What you need to do: Nothing in the data should change when you return it, but leave the pictures out.

Data to process:
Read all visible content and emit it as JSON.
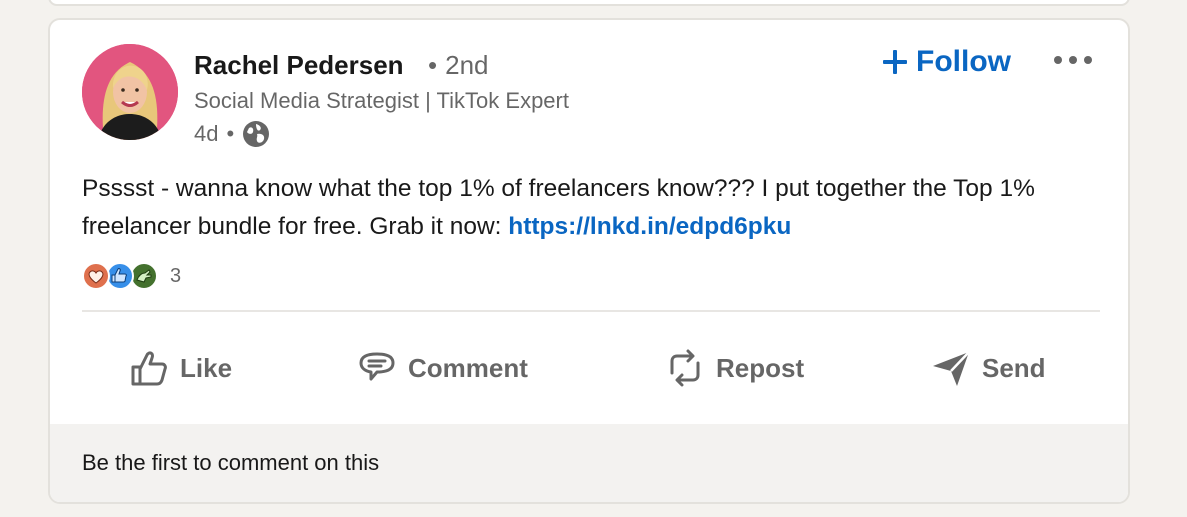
{
  "post": {
    "author": {
      "name": "Rachel Pedersen",
      "degree": "2nd",
      "headline": "Social Media Strategist | TikTok Expert",
      "posted_ago": "4d",
      "visibility_icon": "globe-icon"
    },
    "follow_label": "Follow",
    "more_icon": "ellipsis-icon",
    "text_before_link": "Psssst - wanna know what the top 1% of freelancers know??? I put together the Top 1% freelancer bundle for free. Grab it now: ",
    "link_text": "https://lnkd.in/edpd6pku",
    "reactions": {
      "icons": [
        "love-reaction-icon",
        "like-reaction-icon",
        "support-reaction-icon"
      ],
      "count": "3"
    },
    "actions": [
      {
        "label": "Like",
        "icon": "thumbs-up-icon"
      },
      {
        "label": "Comment",
        "icon": "comment-icon"
      },
      {
        "label": "Repost",
        "icon": "repost-icon"
      },
      {
        "label": "Send",
        "icon": "send-icon"
      }
    ],
    "empty_comments_text": "Be the first to comment on this"
  },
  "colors": {
    "link_blue": "#0a66c2",
    "card_bg": "#ffffff",
    "page_bg": "#f4f2ee",
    "footer_bg": "#f3f2f0",
    "muted_text": "#666666",
    "avatar_bg": "#e2557f"
  }
}
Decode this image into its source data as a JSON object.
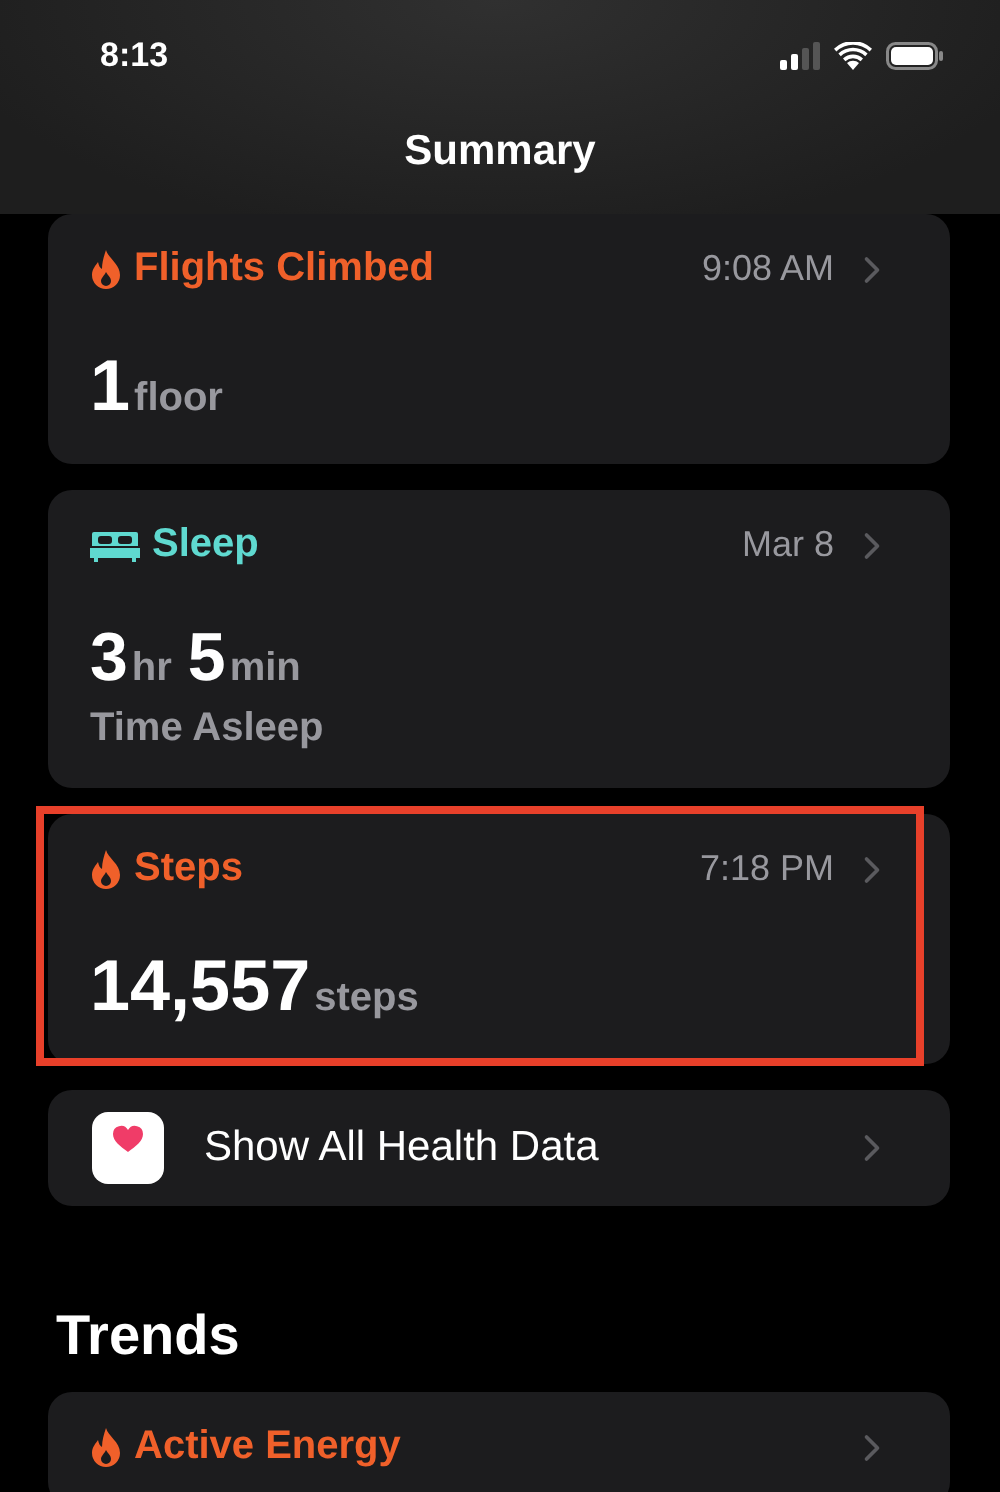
{
  "status_bar": {
    "time": "8:13"
  },
  "nav": {
    "title": "Summary"
  },
  "cards": [
    {
      "kind": "flame",
      "title": "Flights Climbed",
      "color": "#f0602a",
      "time": "9:08 AM",
      "highlighted": false,
      "value": [
        {
          "number": "1",
          "unit": "floor"
        }
      ]
    },
    {
      "kind": "bed",
      "title": "Sleep",
      "color": "#5fd9d0",
      "time": "Mar 8",
      "highlighted": false,
      "value": [
        {
          "number": "3",
          "unit": "hr"
        },
        {
          "number": "5",
          "unit": "min"
        }
      ],
      "subtitle": "Time Asleep"
    },
    {
      "kind": "flame",
      "title": "Steps",
      "color": "#f0602a",
      "time": "7:18 PM",
      "highlighted": true,
      "value": [
        {
          "number": "14,557",
          "unit": "steps"
        }
      ]
    }
  ],
  "show_all": {
    "label": "Show All Health Data"
  },
  "trends": {
    "heading": "Trends",
    "cards": [
      {
        "kind": "flame",
        "title": "Active Energy",
        "color": "#f0602a"
      }
    ]
  }
}
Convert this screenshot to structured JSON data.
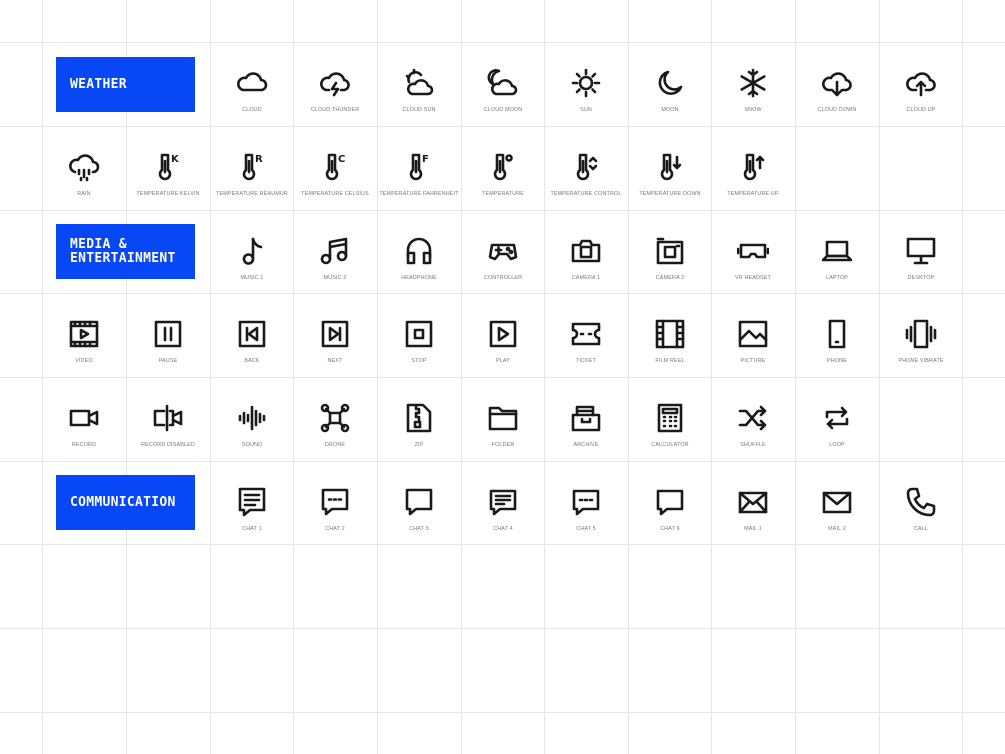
{
  "colors": {
    "accent": "#0847f5",
    "grid": "#e6e6e6",
    "icon": "#1a1a1a",
    "label": "#777777"
  },
  "sections": [
    {
      "title": "WEATHER"
    },
    {
      "title": "MEDIA &\nENTERTAINMENT"
    },
    {
      "title": "COMMUNICATION"
    }
  ],
  "icons": [
    {
      "name": "cloud-icon",
      "label": "CLOUD"
    },
    {
      "name": "cloud-thunder-icon",
      "label": "CLOUD THUNDER"
    },
    {
      "name": "cloud-sun-icon",
      "label": "CLOUD SUN"
    },
    {
      "name": "cloud-moon-icon",
      "label": "CLOUD MOON"
    },
    {
      "name": "sun-icon",
      "label": "SUN"
    },
    {
      "name": "moon-icon",
      "label": "MOON"
    },
    {
      "name": "snow-icon",
      "label": "SNOW"
    },
    {
      "name": "cloud-down-icon",
      "label": "CLOUD DOWN"
    },
    {
      "name": "cloud-up-icon",
      "label": "CLOUD UP"
    },
    {
      "name": "rain-icon",
      "label": "RAIN"
    },
    {
      "name": "temperature-kelvin-icon",
      "label": "TEMPERATURE KELVIN"
    },
    {
      "name": "temperature-reaumur-icon",
      "label": "TEMPERATURE RÉAUMUR"
    },
    {
      "name": "temperature-celsius-icon",
      "label": "TEMPERATURE CELSIUS"
    },
    {
      "name": "temperature-fahrenheit-icon",
      "label": "TEMPERATURE FAHRENHEIT"
    },
    {
      "name": "temperature-icon",
      "label": "TEMPERATURE"
    },
    {
      "name": "temperature-control-icon",
      "label": "TEMPERATURE CONTROL"
    },
    {
      "name": "temperature-down-icon",
      "label": "TEMPERATURE DOWN"
    },
    {
      "name": "temperature-up-icon",
      "label": "TEMPERATURE UP"
    },
    {
      "name": "music-1-icon",
      "label": "MUSIC 1"
    },
    {
      "name": "music-2-icon",
      "label": "MUSIC 2"
    },
    {
      "name": "headphone-icon",
      "label": "HEADPHONE"
    },
    {
      "name": "controller-icon",
      "label": "CONTROLLER"
    },
    {
      "name": "camera-1-icon",
      "label": "CAMERA 1"
    },
    {
      "name": "camera-2-icon",
      "label": "CAMERA 2"
    },
    {
      "name": "vr-headset-icon",
      "label": "VR HEADSET"
    },
    {
      "name": "laptop-icon",
      "label": "LAPTOP"
    },
    {
      "name": "desktop-icon",
      "label": "DESKTOP"
    },
    {
      "name": "video-icon",
      "label": "VIDEO"
    },
    {
      "name": "pause-icon",
      "label": "PAUSE"
    },
    {
      "name": "back-icon",
      "label": "BACK"
    },
    {
      "name": "next-icon",
      "label": "NEXT"
    },
    {
      "name": "stop-icon",
      "label": "STOP"
    },
    {
      "name": "play-icon",
      "label": "PLAY"
    },
    {
      "name": "ticket-icon",
      "label": "TICKET"
    },
    {
      "name": "film-reel-icon",
      "label": "FILM REEL"
    },
    {
      "name": "picture-icon",
      "label": "PICTURE"
    },
    {
      "name": "phone-icon",
      "label": "PHONE"
    },
    {
      "name": "phone-vibrate-icon",
      "label": "PHONE VIBRATE"
    },
    {
      "name": "record-icon",
      "label": "RECORD"
    },
    {
      "name": "record-disabled-icon",
      "label": "RECORD DISABLED"
    },
    {
      "name": "sound-icon",
      "label": "SOUND"
    },
    {
      "name": "drone-icon",
      "label": "DRONE"
    },
    {
      "name": "zip-icon",
      "label": "ZIP"
    },
    {
      "name": "folder-icon",
      "label": "FOLDER"
    },
    {
      "name": "archive-icon",
      "label": "ARCHIVE"
    },
    {
      "name": "calculator-icon",
      "label": "CALCULATOR"
    },
    {
      "name": "shuffle-icon",
      "label": "SHUFFLE"
    },
    {
      "name": "loop-icon",
      "label": "LOOP"
    },
    {
      "name": "chat-1-icon",
      "label": "CHAT 1"
    },
    {
      "name": "chat-2-icon",
      "label": "CHAT 2"
    },
    {
      "name": "chat-3-icon",
      "label": "CHAT 3"
    },
    {
      "name": "chat-4-icon",
      "label": "CHAT 4"
    },
    {
      "name": "chat-5-icon",
      "label": "CHAT 5"
    },
    {
      "name": "chat-6-icon",
      "label": "CHAT 6"
    },
    {
      "name": "mail-1-icon",
      "label": "MAIL 1"
    },
    {
      "name": "mail-2-icon",
      "label": "MAIL 2"
    },
    {
      "name": "call-icon",
      "label": "CALL"
    }
  ]
}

Task answer:
Read all visible content and emit it as JSON.
{
  "post": {
    "author": {
      "name": "Rachel Pedersen",
      "degree": "2nd",
      "headline": "Social Media Strategist | TikTok Expert",
      "posted_ago": "4d",
      "visibility_icon": "globe-icon"
    },
    "follow_label": "Follow",
    "more_icon": "ellipsis-icon",
    "text_before_link": "Psssst - wanna know what the top 1% of freelancers know??? I put together the Top 1% freelancer bundle for free. Grab it now: ",
    "link_text": "https://lnkd.in/edpd6pku",
    "reactions": {
      "icons": [
        "love-reaction-icon",
        "like-reaction-icon",
        "support-reaction-icon"
      ],
      "count": "3"
    },
    "actions": [
      {
        "label": "Like",
        "icon": "thumbs-up-icon"
      },
      {
        "label": "Comment",
        "icon": "comment-icon"
      },
      {
        "label": "Repost",
        "icon": "repost-icon"
      },
      {
        "label": "Send",
        "icon": "send-icon"
      }
    ],
    "empty_comments_text": "Be the first to comment on this"
  },
  "colors": {
    "link_blue": "#0a66c2",
    "card_bg": "#ffffff",
    "page_bg": "#f4f2ee",
    "footer_bg": "#f3f2f0",
    "muted_text": "#666666",
    "avatar_bg": "#e2557f"
  }
}
Decode this image into its source data as a JSON object.
{
  "status_bar": {
    "time": "8:13"
  },
  "nav": {
    "title": "Summary"
  },
  "cards": [
    {
      "kind": "flame",
      "title": "Flights Climbed",
      "color": "#f0602a",
      "time": "9:08 AM",
      "highlighted": false,
      "value": [
        {
          "number": "1",
          "unit": "floor"
        }
      ]
    },
    {
      "kind": "bed",
      "title": "Sleep",
      "color": "#5fd9d0",
      "time": "Mar 8",
      "highlighted": false,
      "value": [
        {
          "number": "3",
          "unit": "hr"
        },
        {
          "number": "5",
          "unit": "min"
        }
      ],
      "subtitle": "Time Asleep"
    },
    {
      "kind": "flame",
      "title": "Steps",
      "color": "#f0602a",
      "time": "7:18 PM",
      "highlighted": true,
      "value": [
        {
          "number": "14,557",
          "unit": "steps"
        }
      ]
    }
  ],
  "show_all": {
    "label": "Show All Health Data"
  },
  "trends": {
    "heading": "Trends",
    "cards": [
      {
        "kind": "flame",
        "title": "Active Energy",
        "color": "#f0602a"
      }
    ]
  }
}
Convert this screenshot to structured JSON data.
{
  "colors": {
    "accent": "#0847f5",
    "grid": "#e6e6e6",
    "icon": "#1a1a1a",
    "label": "#777777"
  },
  "sections": [
    {
      "title": "WEATHER"
    },
    {
      "title": "MEDIA &\nENTERTAINMENT"
    },
    {
      "title": "COMMUNICATION"
    }
  ],
  "icons": [
    {
      "name": "cloud-icon",
      "label": "CLOUD"
    },
    {
      "name": "cloud-thunder-icon",
      "label": "CLOUD THUNDER"
    },
    {
      "name": "cloud-sun-icon",
      "label": "CLOUD SUN"
    },
    {
      "name": "cloud-moon-icon",
      "label": "CLOUD MOON"
    },
    {
      "name": "sun-icon",
      "label": "SUN"
    },
    {
      "name": "moon-icon",
      "label": "MOON"
    },
    {
      "name": "snow-icon",
      "label": "SNOW"
    },
    {
      "name": "cloud-down-icon",
      "label": "CLOUD DOWN"
    },
    {
      "name": "cloud-up-icon",
      "label": "CLOUD UP"
    },
    {
      "name": "rain-icon",
      "label": "RAIN"
    },
    {
      "name": "temperature-kelvin-icon",
      "label": "TEMPERATURE KELVIN"
    },
    {
      "name": "temperature-reaumur-icon",
      "label": "TEMPERATURE RÉAUMUR"
    },
    {
      "name": "temperature-celsius-icon",
      "label": "TEMPERATURE CELSIUS"
    },
    {
      "name": "temperature-fahrenheit-icon",
      "label": "TEMPERATURE FAHRENHEIT"
    },
    {
      "name": "temperature-icon",
      "label": "TEMPERATURE"
    },
    {
      "name": "temperature-control-icon",
      "label": "TEMPERATURE CONTROL"
    },
    {
      "name": "temperature-down-icon",
      "label": "TEMPERATURE DOWN"
    },
    {
      "name": "temperature-up-icon",
      "label": "TEMPERATURE UP"
    },
    {
      "name": "music-1-icon",
      "label": "MUSIC 1"
    },
    {
      "name": "music-2-icon",
      "label": "MUSIC 2"
    },
    {
      "name": "headphone-icon",
      "label": "HEADPHONE"
    },
    {
      "name": "controller-icon",
      "label": "CONTROLLER"
    },
    {
      "name": "camera-1-icon",
      "label": "CAMERA 1"
    },
    {
      "name": "camera-2-icon",
      "label": "CAMERA 2"
    },
    {
      "name": "vr-headset-icon",
      "label": "VR HEADSET"
    },
    {
      "name": "laptop-icon",
      "label": "LAPTOP"
    },
    {
      "name": "desktop-icon",
      "label": "DESKTOP"
    },
    {
      "name": "video-icon",
      "label": "VIDEO"
    },
    {
      "name": "pause-icon",
      "label": "PAUSE"
    },
    {
      "name": "back-icon",
      "label": "BACK"
    },
    {
      "name": "next-icon",
      "label": "NEXT"
    },
    {
      "name": "stop-icon",
      "label": "STOP"
    },
    {
      "name": "play-icon",
      "label": "PLAY"
    },
    {
      "name": "ticket-icon",
      "label": "TICKET"
    },
    {
      "name": "film-reel-icon",
      "label": "FILM REEL"
    },
    {
      "name": "picture-icon",
      "label": "PICTURE"
    },
    {
      "name": "phone-icon",
      "label": "PHONE"
    },
    {
      "name": "phone-vibrate-icon",
      "label": "PHONE VIBRATE"
    },
    {
      "name": "record-icon",
      "label": "RECORD"
    },
    {
      "name": "record-disabled-icon",
      "label": "RECORD DISABLED"
    },
    {
      "name": "sound-icon",
      "label": "SOUND"
    },
    {
      "name": "drone-icon",
      "label": "DRONE"
    },
    {
      "name": "zip-icon",
      "label": "ZIP"
    },
    {
      "name": "folder-icon",
      "label": "FOLDER"
    },
    {
      "name": "archive-icon",
      "label": "ARCHIVE"
    },
    {
      "name": "calculator-icon",
      "label": "CALCULATOR"
    },
    {
      "name": "shuffle-icon",
      "label": "SHUFFLE"
    },
    {
      "name": "loop-icon",
      "label": "LOOP"
    },
    {
      "name": "chat-1-icon",
      "label": "CHAT 1"
    },
    {
      "name": "chat-2-icon",
      "label": "CHAT 2"
    },
    {
      "name": "chat-3-icon",
      "label": "CHAT 3"
    },
    {
      "name": "chat-4-icon",
      "label": "CHAT 4"
    },
    {
      "name": "chat-5-icon",
      "label": "CHAT 5"
    },
    {
      "name": "chat-6-icon",
      "label": "CHAT 6"
    },
    {
      "name": "mail-1-icon",
      "label": "MAIL 1"
    },
    {
      "name": "mail-2-icon",
      "label": "MAIL 2"
    },
    {
      "name": "call-icon",
      "label": "CALL"
    }
  ]
}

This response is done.